**Data provided:**
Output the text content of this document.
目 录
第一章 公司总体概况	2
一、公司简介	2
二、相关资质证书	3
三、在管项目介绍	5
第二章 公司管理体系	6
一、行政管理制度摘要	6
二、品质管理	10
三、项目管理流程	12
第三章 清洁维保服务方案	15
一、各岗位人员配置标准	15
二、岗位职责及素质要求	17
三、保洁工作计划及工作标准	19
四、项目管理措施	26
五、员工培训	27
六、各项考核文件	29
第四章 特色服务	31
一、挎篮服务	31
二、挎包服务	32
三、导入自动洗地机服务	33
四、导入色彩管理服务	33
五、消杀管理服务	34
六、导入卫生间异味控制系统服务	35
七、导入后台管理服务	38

**Instructions to follow:** Repeat the entries above exactly, leaving nothing out.

**Final result:**
Output the text content of this document.
目 录
第一章 公司总体概况	2
一、公司简介	2
二、相关资质证书	3
三、在管项目介绍	5
第二章 公司管理体系	6
一、行政管理制度摘要	6
二、品质管理	10
三、项目管理流程	12
第三章 清洁维保服务方案	15
一、各岗位人员配置标准	15
二、岗位职责及素质要求	17
三、保洁工作计划及工作标准	19
四、项目管理措施	26
五、员工培训	27
六、各项考核文件	29
第四章 特色服务	31
一、挎篮服务	31
二、挎包服务	32
三、导入自动洗地机服务	33
四、导入色彩管理服务	33
五、消杀管理服务	34
六、导入卫生间异味控制系统服务	35
七、导入后台管理服务	38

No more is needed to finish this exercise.